■ PROBLEM ■
Could you pull from the listing, unchanged, every line between the one holding "output-path-label: Output path: —" and the one holding "close-icon — [20, 25, 32, 39]", both included?

■ DATA SECTION ■
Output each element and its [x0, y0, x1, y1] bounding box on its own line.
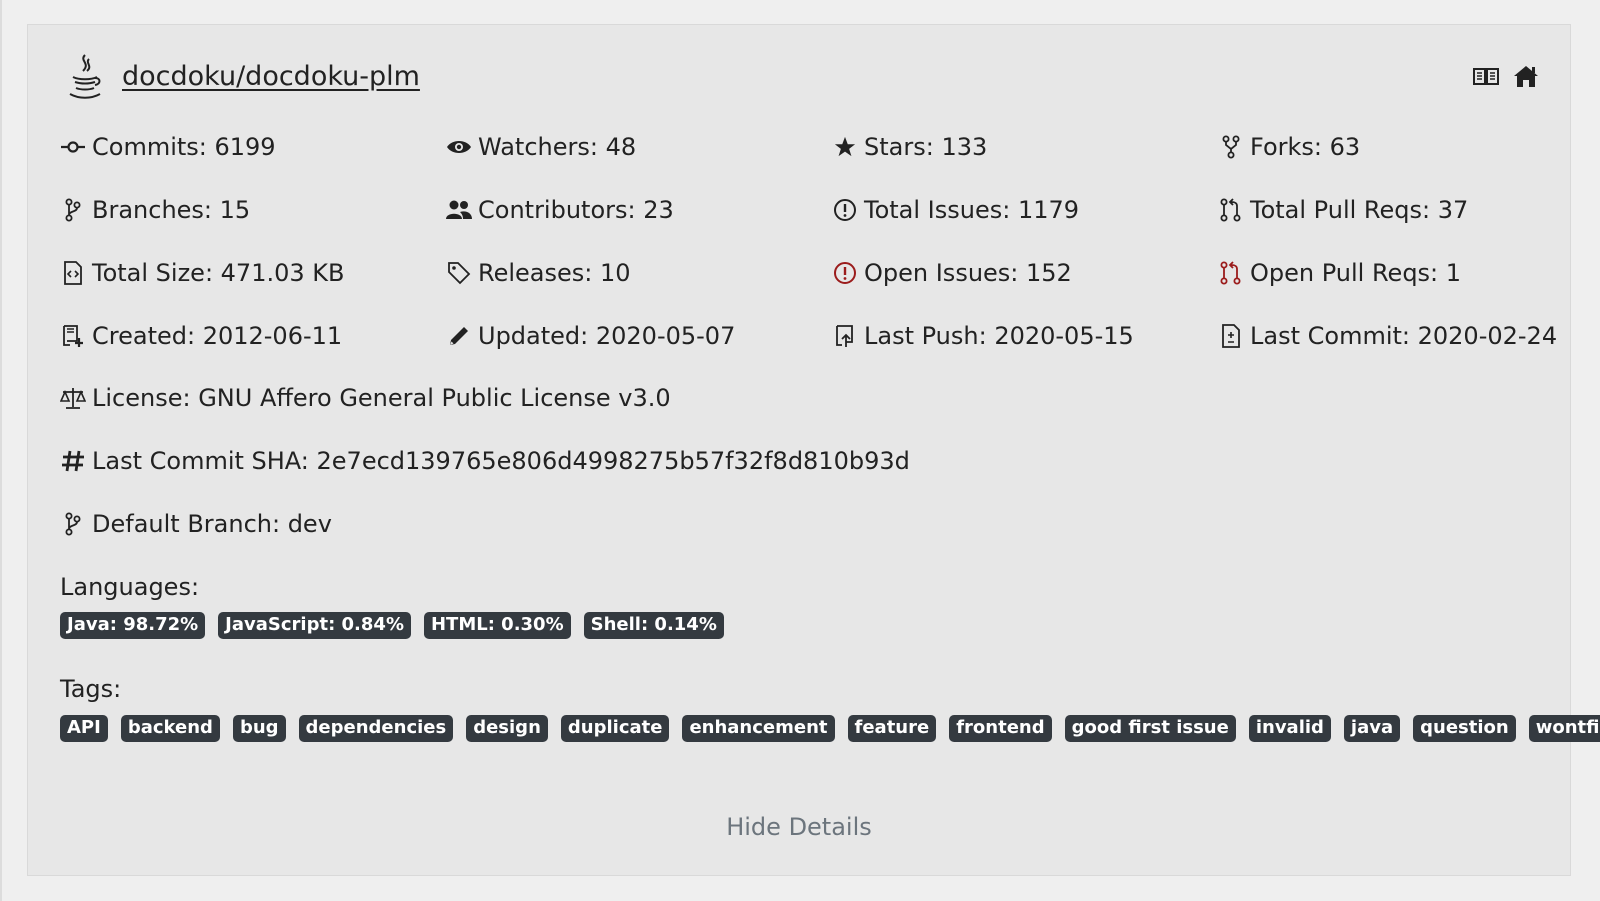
stat-updated: Updated: 2020-05-07 [446, 316, 832, 356]
stat-stars-label: Stars: 133 [864, 133, 988, 161]
tags-heading: Tags: [60, 675, 122, 703]
stat-total-issues-label: Total Issues: 1179 [864, 196, 1080, 224]
people-icon [446, 197, 472, 223]
stat-open-pull-reqs-label: Open Pull Reqs: 1 [1250, 259, 1462, 287]
branch-icon [60, 197, 86, 223]
language-badge: Shell: 0.14% [583, 612, 724, 639]
open-issue-icon [832, 260, 858, 286]
license-label: License: GNU Affero General Public Licen… [92, 384, 671, 412]
repo-header: docdoku/docdoku-plm [62, 50, 420, 102]
stat-total-pull-reqs-label: Total Pull Reqs: 37 [1250, 196, 1469, 224]
file-code-icon [60, 260, 86, 286]
repo-push-icon [832, 323, 858, 349]
pull-request-icon [1218, 197, 1244, 223]
tag-badge[interactable]: design [466, 715, 548, 742]
page-left-edge [0, 0, 2, 901]
eye-icon [446, 134, 472, 160]
stat-contributors: Contributors: 23 [446, 190, 832, 230]
header-actions [1472, 63, 1540, 89]
stat-created-label: Created: 2012-06-11 [92, 322, 343, 350]
stat-commits-label: Commits: 6199 [92, 133, 276, 161]
stat-contributors-label: Contributors: 23 [478, 196, 674, 224]
stat-last-push: Last Push: 2020-05-15 [832, 316, 1218, 356]
stat-total-pull-reqs: Total Pull Reqs: 37 [1218, 190, 1570, 230]
java-cup-icon [62, 50, 108, 102]
repo-name-link[interactable]: docdoku/docdoku-plm [122, 61, 420, 92]
stat-branches: Branches: 15 [60, 190, 446, 230]
hide-details-button[interactable]: Hide Details [28, 813, 1570, 841]
book-open-icon[interactable] [1472, 63, 1500, 89]
stat-created: Created: 2012-06-11 [60, 316, 446, 356]
repo-details-card: docdoku/docdoku-plm Commits: 6199 Watche… [27, 24, 1600, 876]
tag-badge[interactable]: feature [847, 715, 937, 742]
stat-updated-label: Updated: 2020-05-07 [478, 322, 736, 350]
law-scale-icon [60, 385, 86, 411]
tag-badge[interactable]: java [1343, 715, 1401, 742]
last-commit-sha-label: Last Commit SHA: 2e7ecd139765e806d499827… [92, 447, 910, 475]
languages-heading: Languages: [60, 573, 200, 601]
tag-badge[interactable]: bug [232, 715, 286, 742]
stat-watchers-label: Watchers: 48 [478, 133, 637, 161]
tag-icon [446, 260, 472, 286]
pencil-icon [446, 323, 472, 349]
tag-badge[interactable]: API [60, 715, 108, 742]
fork-icon [1218, 134, 1244, 160]
commit-icon [60, 134, 86, 160]
tags-list: API backend bug dependencies design dupl… [60, 715, 1600, 742]
stat-open-pull-reqs: Open Pull Reqs: 1 [1218, 253, 1570, 293]
tag-badge[interactable]: enhancement [682, 715, 835, 742]
stat-branches-label: Branches: 15 [92, 196, 251, 224]
tag-badge[interactable]: wontfix [1528, 715, 1600, 742]
language-badge: JavaScript: 0.84% [218, 612, 411, 639]
languages-list: Java: 98.72% JavaScript: 0.84% HTML: 0.3… [60, 612, 724, 639]
tag-badge[interactable]: good first issue [1064, 715, 1236, 742]
tag-badge[interactable]: frontend [949, 715, 1052, 742]
stat-forks: Forks: 63 [1218, 127, 1570, 167]
tag-badge[interactable]: duplicate [560, 715, 670, 742]
stat-releases: Releases: 10 [446, 253, 832, 293]
stat-total-size-label: Total Size: 471.03 KB [92, 259, 345, 287]
stat-forks-label: Forks: 63 [1250, 133, 1361, 161]
stat-last-push-label: Last Push: 2020-05-15 [864, 322, 1134, 350]
stat-open-issues-label: Open Issues: 152 [864, 259, 1072, 287]
tag-badge[interactable]: question [1413, 715, 1516, 742]
language-badge: HTML: 0.30% [423, 612, 571, 639]
default-branch-row: Default Branch: dev [60, 504, 332, 544]
stat-total-size: Total Size: 471.03 KB [60, 253, 446, 293]
license-row: License: GNU Affero General Public Licen… [60, 378, 671, 418]
stat-commits: Commits: 6199 [60, 127, 446, 167]
open-pull-request-icon [1218, 260, 1244, 286]
hash-icon [60, 448, 86, 474]
tag-badge[interactable]: backend [120, 715, 220, 742]
issue-icon [832, 197, 858, 223]
branch-icon [60, 511, 86, 537]
stat-total-issues: Total Issues: 1179 [832, 190, 1218, 230]
stats-grid: Commits: 6199 Watchers: 48 Stars: 133 Fo… [60, 127, 1570, 379]
repo-create-icon [60, 323, 86, 349]
stat-stars: Stars: 133 [832, 127, 1218, 167]
tag-badge[interactable]: dependencies [298, 715, 454, 742]
file-diff-icon [1218, 323, 1244, 349]
stat-open-issues: Open Issues: 152 [832, 253, 1218, 293]
sha-row: Last Commit SHA: 2e7ecd139765e806d499827… [60, 441, 910, 481]
language-badge: Java: 98.72% [60, 612, 206, 639]
stat-last-commit: Last Commit: 2020-02-24 [1218, 316, 1570, 356]
stat-watchers: Watchers: 48 [446, 127, 832, 167]
tag-badge[interactable]: invalid [1248, 715, 1331, 742]
home-icon[interactable] [1512, 63, 1540, 89]
star-icon [832, 134, 858, 160]
stat-releases-label: Releases: 10 [478, 259, 631, 287]
default-branch-label: Default Branch: dev [92, 510, 332, 538]
stat-last-commit-label: Last Commit: 2020-02-24 [1250, 322, 1558, 350]
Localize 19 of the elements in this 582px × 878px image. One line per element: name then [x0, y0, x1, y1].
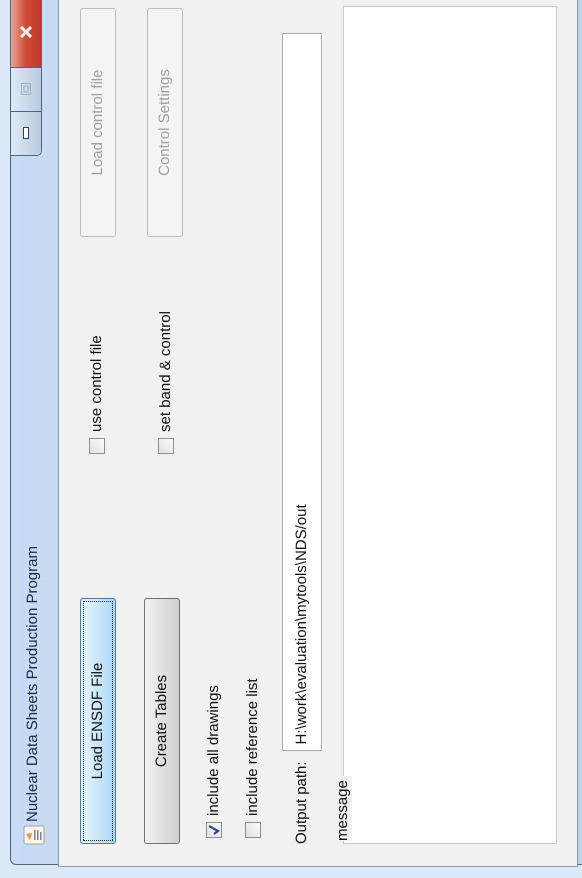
output-path-label: Output path: — [292, 761, 311, 844]
close-button[interactable] — [11, 0, 41, 67]
app-icon — [23, 825, 45, 845]
action-button[interactable]: Load ENSDF File — [80, 598, 116, 844]
maximize-button[interactable] — [11, 67, 41, 111]
checkbox[interactable] — [244, 822, 261, 838]
checkbox-label: set band & control — [156, 311, 174, 432]
output-path-field[interactable]: H:\work\evaluation\mytools\NDS/out — [282, 33, 322, 752]
minimize-icon — [23, 128, 29, 140]
checkbox-label: include reference list — [242, 678, 262, 816]
checkbox-label: include all drawings — [204, 685, 223, 816]
action-button[interactable]: Create Tables — [144, 598, 180, 844]
checkbox[interactable] — [206, 822, 222, 838]
close-icon — [20, 25, 32, 39]
checkbox[interactable] — [89, 438, 106, 454]
checkbox[interactable] — [158, 438, 174, 454]
checkbox-label: use control file — [87, 335, 106, 432]
maximize-icon — [21, 84, 31, 96]
window-title: Nuclear Data Sheets Production Program — [23, 546, 42, 822]
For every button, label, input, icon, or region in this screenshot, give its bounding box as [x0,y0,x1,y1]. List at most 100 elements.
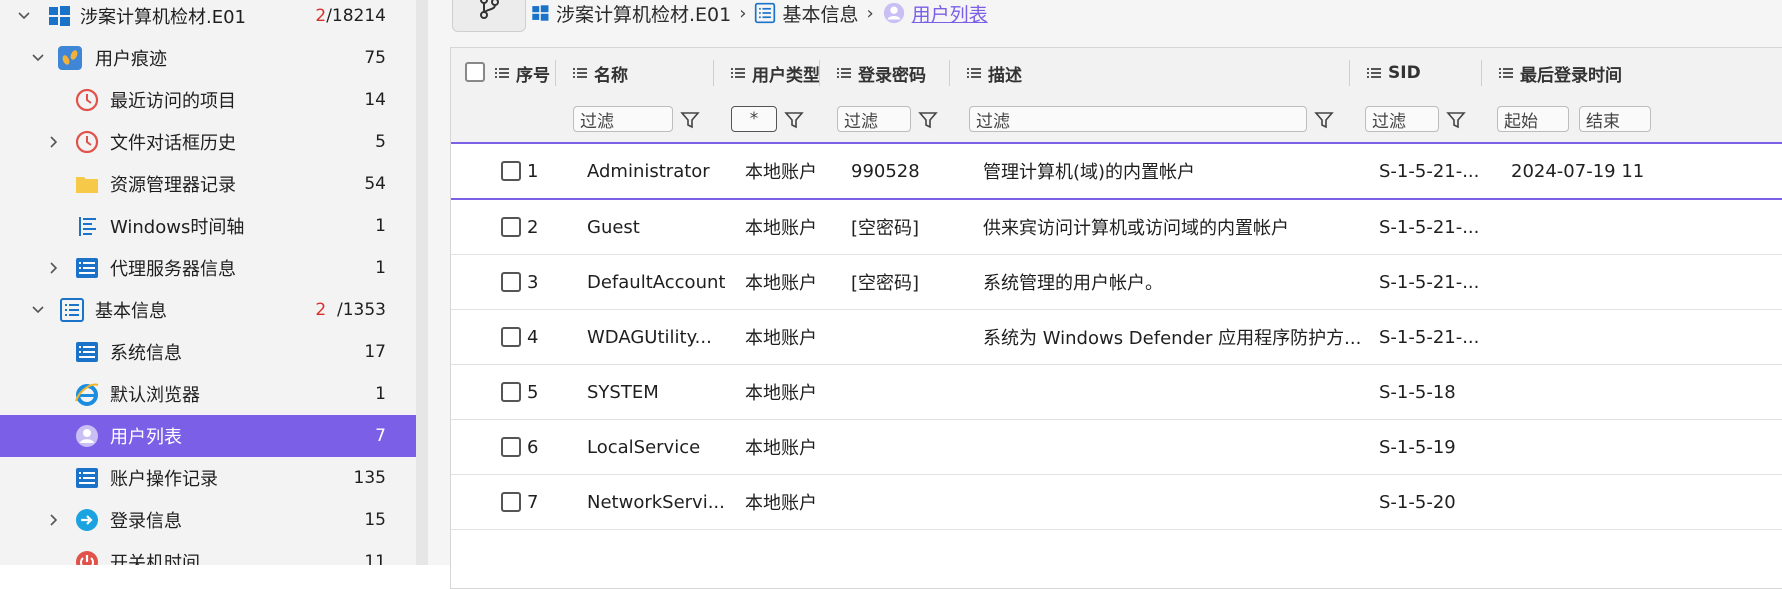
item-count: 17 [364,342,386,362]
tree-item-system-info[interactable]: 系统信息 17 [0,331,416,373]
chevron-right-icon[interactable] [46,260,62,276]
tree-item-user-traces[interactable]: 用户痕迹 75 [0,37,416,79]
tree-item-file-dialog-history[interactable]: 文件对话框历史 5 [0,121,416,163]
cell-index: 5 [527,381,539,403]
chevron-right-icon[interactable] [46,134,62,150]
cell-index: 4 [527,326,539,348]
table-row[interactable]: 3 DefaultAccount 本地账户 [空密码] 系统管理的用户帐户。 S… [451,255,1782,310]
tree-item-label: 涉案计算机检材.E01 [80,7,246,28]
table-row[interactable]: 6 LocalService 本地账户 S-1-5-19 [451,420,1782,475]
row-checkbox[interactable] [501,382,521,402]
column-divider[interactable] [1481,60,1482,86]
cell-index: 2 [527,216,539,238]
column-header-last-login[interactable]: 最后登录时间 [1499,48,1622,98]
branch-icon [480,0,499,19]
cell-index: 6 [527,436,539,458]
cell-type: 本地账户 [745,162,817,183]
tree-item-account-operations[interactable]: 账户操作记录 135 [0,457,416,499]
row-checkbox[interactable] [501,327,521,347]
row-checkbox[interactable] [501,492,521,512]
list-outline-icon [59,297,85,323]
row-checkbox[interactable] [501,272,521,292]
tree-item-proxy-info[interactable]: 代理服务器信息 1 [0,247,416,289]
chevron-down-icon[interactable] [30,50,46,66]
table-row[interactable]: 1 Administrator 本地账户 990528 管理计算机(域)的内置帐… [451,144,1782,200]
tree-item-recent-items[interactable]: 最近访问的项目 14 [0,79,416,121]
row-checkbox[interactable] [501,161,521,181]
column-divider[interactable] [713,60,714,86]
tree-item-label: 文件对话框历史 [110,133,236,154]
filter-icon[interactable] [783,109,805,131]
breadcrumb-current[interactable]: 用户列表 [882,0,988,27]
cell-description: 管理计算机(域)的内置帐户 [983,162,1196,183]
filter-date-end[interactable]: 结束 [1579,106,1651,132]
tree-item-user-list[interactable]: 用户列表 7 [0,415,416,457]
cell-sid: S-1-5-19 [1379,436,1456,458]
sidebar-scrollbar[interactable] [416,0,428,565]
tree-item-label: 基本信息 [95,301,167,322]
cell-type: 本地账户 [745,218,817,239]
filter-input-type[interactable]: * [731,106,777,132]
breadcrumb-current-label: 用户列表 [911,3,988,26]
breadcrumb-separator: › [866,2,874,24]
tree-item-windows-timeline[interactable]: Windows时间轴 1 [0,205,416,247]
column-divider[interactable] [819,60,820,86]
list-card-icon [74,255,100,281]
column-header-description[interactable]: 描述 [967,48,1022,98]
column-header-name[interactable]: 名称 [573,48,628,98]
tree-item-explorer-records[interactable]: 资源管理器记录 54 [0,163,416,205]
filter-date-start[interactable]: 起始 [1497,106,1569,132]
filter-input-sid[interactable]: 过滤 [1365,106,1439,132]
clock-icon [74,129,100,155]
cell-name: SYSTEM [587,381,659,403]
column-divider[interactable] [949,60,950,86]
filter-input-description[interactable]: 过滤 [969,106,1307,132]
filter-icon[interactable] [1313,109,1335,131]
tree-item-label: 代理服务器信息 [110,259,236,280]
item-count: 11 [364,552,386,565]
cell-description: 供来宾访问计算机或访问域的内置帐户 [983,218,1289,239]
table-row[interactable]: 4 WDAGUtility... 本地账户 系统为 Windows Defend… [451,310,1782,365]
cell-name: WDAGUtility... [587,326,712,348]
column-divider[interactable] [555,60,556,86]
breadcrumb-parent[interactable]: 基本信息 [754,0,858,27]
tree-item-label: 用户列表 [110,427,182,448]
table-row[interactable]: 5 SYSTEM 本地账户 S-1-5-18 [451,365,1782,420]
select-all-checkbox[interactable] [465,62,485,82]
column-header-type[interactable]: 用户类型 [731,48,820,98]
column-header-sid[interactable]: SID [1367,48,1421,98]
breadcrumb-root-label: 涉案计算机检材.E01 [556,3,732,26]
tree-item-login-info[interactable]: 登录信息 15 [0,499,416,541]
cell-password: [空密码] [851,273,920,294]
cell-type: 本地账户 [745,438,817,459]
tree-item-basic-info[interactable]: 基本信息 2 /1353 [0,289,416,331]
column-menu-icon [1367,68,1381,78]
filter-row: 过滤 * 过滤 过滤 过滤 起始 结束 [451,98,1782,144]
row-checkbox[interactable] [501,437,521,457]
chevron-down-icon[interactable] [30,302,46,318]
filter-icon[interactable] [917,109,939,131]
cell-name: Administrator [587,160,710,182]
list-card-icon [74,339,100,365]
cell-description: 系统为 Windows Defender 应用程序防护方... [983,328,1362,349]
column-header-index[interactable]: 序号 [495,48,550,98]
row-checkbox[interactable] [501,217,521,237]
filter-icon[interactable] [679,109,701,131]
breadcrumb-root[interactable]: 涉案计算机检材.E01 [530,0,731,27]
table-row[interactable]: 2 Guest 本地账户 [空密码] 供来宾访问计算机或访问域的内置帐户 S-1… [451,200,1782,255]
chevron-down-icon[interactable] [16,8,32,24]
column-divider[interactable] [1349,60,1350,86]
tree-item-case-root[interactable]: 涉案计算机检材.E01 2/18214 [0,0,416,37]
tree-item-default-browser[interactable]: 默认浏览器 1 [0,373,416,415]
filter-input-name[interactable]: 过滤 [573,106,673,132]
table-row[interactable]: 7 NetworkServi... 本地账户 S-1-5-20 [451,475,1782,530]
branch-tool-button[interactable] [452,0,526,32]
cell-name: Guest [587,216,640,238]
filter-icon[interactable] [1445,109,1467,131]
user-icon [883,2,904,24]
chevron-right-icon[interactable] [46,512,62,528]
column-header-password[interactable]: 登录密码 [837,48,926,98]
tree-item-power-times[interactable]: 开关机时间 11 [0,541,416,565]
filter-input-password[interactable]: 过滤 [837,106,911,132]
user-traces-icon [57,45,83,71]
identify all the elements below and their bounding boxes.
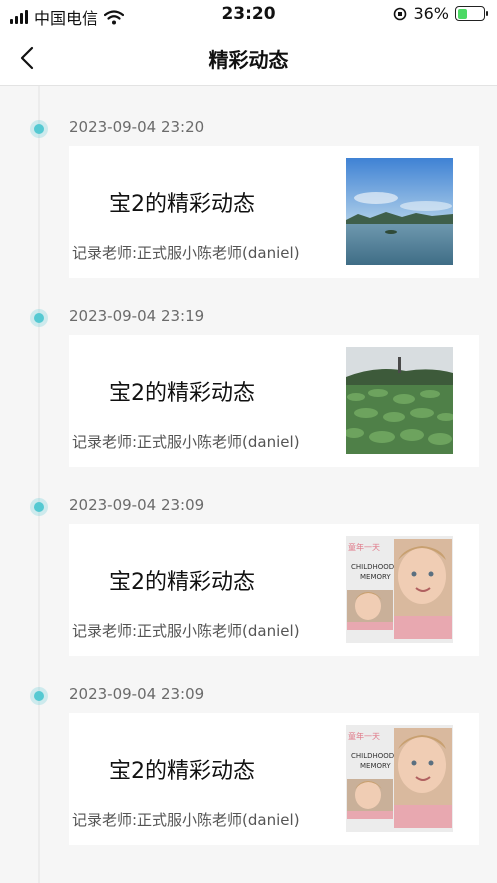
battery-percent: 36% [413, 4, 449, 23]
childhood-memory-collage[interactable]: 童年一天 CHILDHOOD MEMORY [346, 536, 453, 643]
moment-card[interactable]: 宝2的精彩动态 记录老师:正式服小陈老师(daniel) [69, 146, 479, 278]
status-bar: 中国电信 23:20 36% [0, 0, 497, 30]
timeline-entry: 2023-09-04 23:09 宝2的精彩动态 记录老师:正式服小陈老师(da… [0, 675, 497, 855]
collage-text: 童年一天 [348, 731, 380, 741]
timeline-dot [30, 120, 48, 138]
nav-bar: 精彩动态 [0, 30, 497, 86]
entry-timestamp: 2023-09-04 23:09 [69, 496, 205, 514]
card-teacher: 记录老师:正式服小陈老师(daniel) [72, 622, 300, 640]
card-title: 宝2的精彩动态 [109, 192, 255, 217]
timeline-entry: 2023-09-04 23:09 宝2的精彩动态 记录老师:正式服小陈老师(da… [0, 486, 497, 666]
card-title: 宝2的精彩动态 [109, 381, 255, 406]
moment-card[interactable]: 宝2的精彩动态 记录老师:正式服小陈老师(daniel) 童年一天 CHILDH… [69, 713, 479, 845]
collage-text: CHILDHOOD [351, 563, 394, 571]
collage-text: 童年一天 [348, 542, 380, 552]
battery-icon [455, 6, 488, 21]
orientation-lock-icon [394, 7, 407, 20]
timeline-dot [30, 687, 48, 705]
card-teacher: 记录老师:正式服小陈老师(daniel) [72, 244, 300, 262]
battery-level [457, 8, 467, 19]
timeline-dot [30, 309, 48, 327]
childhood-memory-collage[interactable]: 童年一天 CHILDHOOD MEMORY [346, 725, 453, 832]
timeline-entry: 2023-09-04 23:19 宝2的精彩动态 记录老师:正式服小陈老师(da… [0, 297, 497, 477]
entry-timestamp: 2023-09-04 23:09 [69, 685, 205, 703]
lotus-field-photo[interactable] [346, 347, 453, 454]
page-title: 精彩动态 [208, 48, 289, 72]
status-right: 36% [393, 4, 488, 23]
collage-text: MEMORY [360, 573, 391, 581]
card-title: 宝2的精彩动态 [109, 759, 255, 784]
lake-landscape-photo[interactable] [346, 158, 453, 265]
collage-text: MEMORY [360, 762, 391, 770]
card-teacher: 记录老师:正式服小陈老师(daniel) [72, 433, 300, 451]
card-teacher: 记录老师:正式服小陈老师(daniel) [72, 811, 300, 829]
moment-card[interactable]: 宝2的精彩动态 记录老师:正式服小陈老师(daniel) [69, 335, 479, 467]
card-title: 宝2的精彩动态 [109, 570, 255, 595]
moment-card[interactable]: 宝2的精彩动态 记录老师:正式服小陈老师(daniel) 童年一天 CHILDH… [69, 524, 479, 656]
entry-timestamp: 2023-09-04 23:20 [69, 118, 205, 136]
collage-text: CHILDHOOD [351, 752, 394, 760]
timeline-entry: 2023-09-04 23:20 宝2的精彩动态 记录老师:正式服小陈老师(da… [0, 108, 497, 288]
entry-timestamp: 2023-09-04 23:19 [69, 307, 205, 325]
timeline-dot [30, 498, 48, 516]
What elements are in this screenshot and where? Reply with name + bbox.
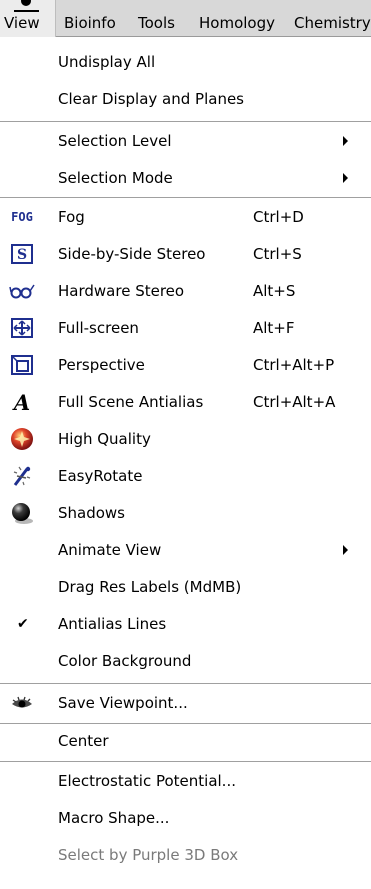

■ RESULT OF THIS TASK ■
output-path-label: Output path: — [292, 761, 311, 844]
close-button[interactable] — [11, 0, 41, 67]
app-icon — [23, 825, 45, 845]
action-button[interactable]: Load ENSDF File — [80, 598, 116, 844]
maximize-button[interactable] — [11, 67, 41, 111]
checkbox[interactable] — [244, 822, 261, 838]
checkbox-label: set band & control — [156, 311, 174, 432]
output-path-field[interactable]: H:\work\evaluation\mytools\NDS/out — [282, 33, 322, 752]
minimize-icon — [23, 128, 29, 140]
checkbox-label: include reference list — [242, 678, 262, 816]
checkbox-label: include all drawings — [204, 685, 223, 816]
action-button[interactable]: Create Tables — [144, 598, 180, 844]
checkbox[interactable] — [206, 822, 222, 838]
close-icon — [20, 25, 32, 39]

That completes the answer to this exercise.